EXERCISE AIM -
Comb through the entries for "object" and pull out each line that holds it.

RECORD EXCERPTS -
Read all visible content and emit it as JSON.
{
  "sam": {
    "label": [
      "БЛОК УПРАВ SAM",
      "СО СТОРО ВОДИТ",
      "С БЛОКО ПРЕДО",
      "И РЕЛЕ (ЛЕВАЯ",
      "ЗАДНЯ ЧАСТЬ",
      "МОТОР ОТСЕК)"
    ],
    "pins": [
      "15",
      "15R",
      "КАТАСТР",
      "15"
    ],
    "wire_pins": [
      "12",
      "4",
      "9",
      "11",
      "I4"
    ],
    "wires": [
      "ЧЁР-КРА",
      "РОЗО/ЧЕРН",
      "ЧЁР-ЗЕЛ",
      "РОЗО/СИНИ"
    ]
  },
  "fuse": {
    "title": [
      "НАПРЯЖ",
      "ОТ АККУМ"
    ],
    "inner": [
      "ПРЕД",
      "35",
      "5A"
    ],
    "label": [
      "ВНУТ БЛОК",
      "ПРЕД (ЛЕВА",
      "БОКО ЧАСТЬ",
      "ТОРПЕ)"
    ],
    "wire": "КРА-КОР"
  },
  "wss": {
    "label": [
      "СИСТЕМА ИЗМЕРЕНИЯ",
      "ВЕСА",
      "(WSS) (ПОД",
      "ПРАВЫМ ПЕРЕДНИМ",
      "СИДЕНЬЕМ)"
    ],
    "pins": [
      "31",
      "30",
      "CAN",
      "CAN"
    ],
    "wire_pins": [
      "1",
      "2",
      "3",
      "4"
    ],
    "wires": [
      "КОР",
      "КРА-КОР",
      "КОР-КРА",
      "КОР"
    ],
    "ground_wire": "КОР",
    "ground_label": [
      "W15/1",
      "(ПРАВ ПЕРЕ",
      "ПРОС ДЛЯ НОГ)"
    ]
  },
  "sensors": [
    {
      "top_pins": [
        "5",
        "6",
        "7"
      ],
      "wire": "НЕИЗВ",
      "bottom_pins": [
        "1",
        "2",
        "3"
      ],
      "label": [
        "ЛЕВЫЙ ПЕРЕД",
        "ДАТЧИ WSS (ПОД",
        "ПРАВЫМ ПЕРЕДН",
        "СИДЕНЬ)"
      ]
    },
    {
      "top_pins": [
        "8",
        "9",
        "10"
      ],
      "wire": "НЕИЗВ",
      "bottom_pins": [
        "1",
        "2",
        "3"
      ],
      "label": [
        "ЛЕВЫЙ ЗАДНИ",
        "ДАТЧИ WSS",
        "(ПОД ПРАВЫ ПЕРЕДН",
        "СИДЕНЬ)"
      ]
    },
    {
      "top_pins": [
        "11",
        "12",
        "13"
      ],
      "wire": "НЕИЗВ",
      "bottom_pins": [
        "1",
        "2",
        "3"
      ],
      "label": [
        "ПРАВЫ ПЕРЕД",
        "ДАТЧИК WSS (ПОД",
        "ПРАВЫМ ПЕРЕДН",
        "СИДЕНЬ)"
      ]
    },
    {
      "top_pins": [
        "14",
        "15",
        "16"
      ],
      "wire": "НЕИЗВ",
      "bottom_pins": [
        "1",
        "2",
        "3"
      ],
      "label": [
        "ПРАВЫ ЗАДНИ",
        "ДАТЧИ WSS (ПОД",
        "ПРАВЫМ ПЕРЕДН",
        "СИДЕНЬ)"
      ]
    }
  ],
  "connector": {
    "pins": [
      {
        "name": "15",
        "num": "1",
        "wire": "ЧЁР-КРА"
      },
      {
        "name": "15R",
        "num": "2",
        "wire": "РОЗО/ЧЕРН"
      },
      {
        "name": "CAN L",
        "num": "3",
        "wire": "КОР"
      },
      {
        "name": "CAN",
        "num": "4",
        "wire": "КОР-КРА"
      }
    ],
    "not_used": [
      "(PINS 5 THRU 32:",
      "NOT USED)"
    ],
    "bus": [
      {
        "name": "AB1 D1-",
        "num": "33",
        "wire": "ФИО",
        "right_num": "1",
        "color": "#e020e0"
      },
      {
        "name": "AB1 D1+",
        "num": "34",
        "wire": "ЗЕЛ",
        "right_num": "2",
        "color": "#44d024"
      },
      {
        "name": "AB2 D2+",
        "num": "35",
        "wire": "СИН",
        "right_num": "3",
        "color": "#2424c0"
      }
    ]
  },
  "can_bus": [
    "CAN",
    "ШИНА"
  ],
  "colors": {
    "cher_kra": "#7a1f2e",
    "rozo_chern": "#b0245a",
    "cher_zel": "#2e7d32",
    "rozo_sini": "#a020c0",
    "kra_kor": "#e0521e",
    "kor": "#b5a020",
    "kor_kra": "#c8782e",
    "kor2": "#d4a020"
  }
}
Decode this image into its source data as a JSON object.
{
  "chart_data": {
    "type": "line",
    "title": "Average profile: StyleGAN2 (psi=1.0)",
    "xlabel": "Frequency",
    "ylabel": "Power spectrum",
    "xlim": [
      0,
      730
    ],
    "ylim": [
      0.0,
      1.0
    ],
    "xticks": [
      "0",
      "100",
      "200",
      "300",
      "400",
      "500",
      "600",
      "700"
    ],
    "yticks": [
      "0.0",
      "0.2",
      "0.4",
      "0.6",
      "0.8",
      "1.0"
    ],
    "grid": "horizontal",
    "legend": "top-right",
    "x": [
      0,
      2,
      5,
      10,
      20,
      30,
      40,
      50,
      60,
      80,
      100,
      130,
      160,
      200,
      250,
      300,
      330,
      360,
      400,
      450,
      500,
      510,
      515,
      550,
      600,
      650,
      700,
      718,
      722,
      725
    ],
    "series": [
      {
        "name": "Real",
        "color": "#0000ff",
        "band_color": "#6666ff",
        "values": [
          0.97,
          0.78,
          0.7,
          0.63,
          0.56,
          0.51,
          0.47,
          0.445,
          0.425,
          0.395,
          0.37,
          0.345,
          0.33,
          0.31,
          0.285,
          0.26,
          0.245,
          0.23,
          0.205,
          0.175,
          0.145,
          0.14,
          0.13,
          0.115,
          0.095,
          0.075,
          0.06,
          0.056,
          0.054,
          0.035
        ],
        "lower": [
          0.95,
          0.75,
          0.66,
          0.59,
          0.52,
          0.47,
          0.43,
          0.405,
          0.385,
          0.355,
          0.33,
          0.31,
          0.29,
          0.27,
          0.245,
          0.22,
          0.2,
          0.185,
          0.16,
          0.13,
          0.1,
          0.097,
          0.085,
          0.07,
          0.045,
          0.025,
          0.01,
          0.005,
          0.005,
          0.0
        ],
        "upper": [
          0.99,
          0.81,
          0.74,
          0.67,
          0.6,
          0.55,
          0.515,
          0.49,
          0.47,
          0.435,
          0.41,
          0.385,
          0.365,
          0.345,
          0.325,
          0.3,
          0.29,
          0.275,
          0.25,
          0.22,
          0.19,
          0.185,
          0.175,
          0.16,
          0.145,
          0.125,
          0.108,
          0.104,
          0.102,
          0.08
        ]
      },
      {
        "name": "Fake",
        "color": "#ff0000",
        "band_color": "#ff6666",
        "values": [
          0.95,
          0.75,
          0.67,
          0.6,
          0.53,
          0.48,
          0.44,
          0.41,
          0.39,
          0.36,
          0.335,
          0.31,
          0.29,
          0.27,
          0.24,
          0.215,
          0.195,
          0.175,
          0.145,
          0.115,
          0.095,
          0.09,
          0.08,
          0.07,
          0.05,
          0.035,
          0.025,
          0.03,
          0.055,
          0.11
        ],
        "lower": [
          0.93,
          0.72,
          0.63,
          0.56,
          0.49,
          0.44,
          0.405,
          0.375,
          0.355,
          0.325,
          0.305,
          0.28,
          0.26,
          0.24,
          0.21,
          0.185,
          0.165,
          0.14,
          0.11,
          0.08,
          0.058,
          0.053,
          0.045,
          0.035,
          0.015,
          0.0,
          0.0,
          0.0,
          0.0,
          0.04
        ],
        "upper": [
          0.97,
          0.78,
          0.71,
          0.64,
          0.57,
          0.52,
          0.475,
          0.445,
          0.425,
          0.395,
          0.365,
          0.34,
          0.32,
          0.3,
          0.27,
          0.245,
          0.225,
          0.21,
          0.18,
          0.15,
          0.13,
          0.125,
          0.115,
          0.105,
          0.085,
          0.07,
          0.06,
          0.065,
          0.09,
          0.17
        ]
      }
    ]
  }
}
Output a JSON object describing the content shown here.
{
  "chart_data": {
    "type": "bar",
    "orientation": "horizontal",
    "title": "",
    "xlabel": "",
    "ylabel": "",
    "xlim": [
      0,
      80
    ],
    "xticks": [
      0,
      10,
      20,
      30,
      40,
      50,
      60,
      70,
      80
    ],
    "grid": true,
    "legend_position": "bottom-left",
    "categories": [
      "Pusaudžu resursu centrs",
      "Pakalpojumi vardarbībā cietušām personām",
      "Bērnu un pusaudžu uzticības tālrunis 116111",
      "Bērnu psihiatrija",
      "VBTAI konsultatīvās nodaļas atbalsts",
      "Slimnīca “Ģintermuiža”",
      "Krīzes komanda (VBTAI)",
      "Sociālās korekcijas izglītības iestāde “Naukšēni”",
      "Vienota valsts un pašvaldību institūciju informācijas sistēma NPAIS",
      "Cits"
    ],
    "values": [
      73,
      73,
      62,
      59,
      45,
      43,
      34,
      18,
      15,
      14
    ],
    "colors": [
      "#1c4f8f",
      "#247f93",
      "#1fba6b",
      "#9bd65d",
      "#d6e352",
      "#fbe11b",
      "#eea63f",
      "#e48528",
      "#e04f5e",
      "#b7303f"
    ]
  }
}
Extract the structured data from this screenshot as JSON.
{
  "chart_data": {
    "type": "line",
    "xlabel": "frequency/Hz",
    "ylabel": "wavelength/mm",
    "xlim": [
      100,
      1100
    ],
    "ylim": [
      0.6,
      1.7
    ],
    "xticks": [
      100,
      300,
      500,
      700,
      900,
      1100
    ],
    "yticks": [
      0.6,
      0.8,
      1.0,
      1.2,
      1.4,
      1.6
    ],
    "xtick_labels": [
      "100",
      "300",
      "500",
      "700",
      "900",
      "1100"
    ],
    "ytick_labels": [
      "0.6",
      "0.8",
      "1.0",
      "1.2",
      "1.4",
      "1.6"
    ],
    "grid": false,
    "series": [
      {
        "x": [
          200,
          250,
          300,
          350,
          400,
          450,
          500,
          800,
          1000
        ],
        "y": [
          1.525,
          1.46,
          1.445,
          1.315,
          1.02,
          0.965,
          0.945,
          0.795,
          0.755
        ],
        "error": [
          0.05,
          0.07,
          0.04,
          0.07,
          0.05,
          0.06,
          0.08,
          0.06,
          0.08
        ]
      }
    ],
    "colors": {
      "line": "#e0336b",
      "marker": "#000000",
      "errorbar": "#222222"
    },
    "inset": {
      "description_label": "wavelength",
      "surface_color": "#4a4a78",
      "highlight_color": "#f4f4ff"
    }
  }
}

EXERCISE RESPONSE -
Decode this image into its source data as a JSON object.
Output a JSON object describing the content shown here.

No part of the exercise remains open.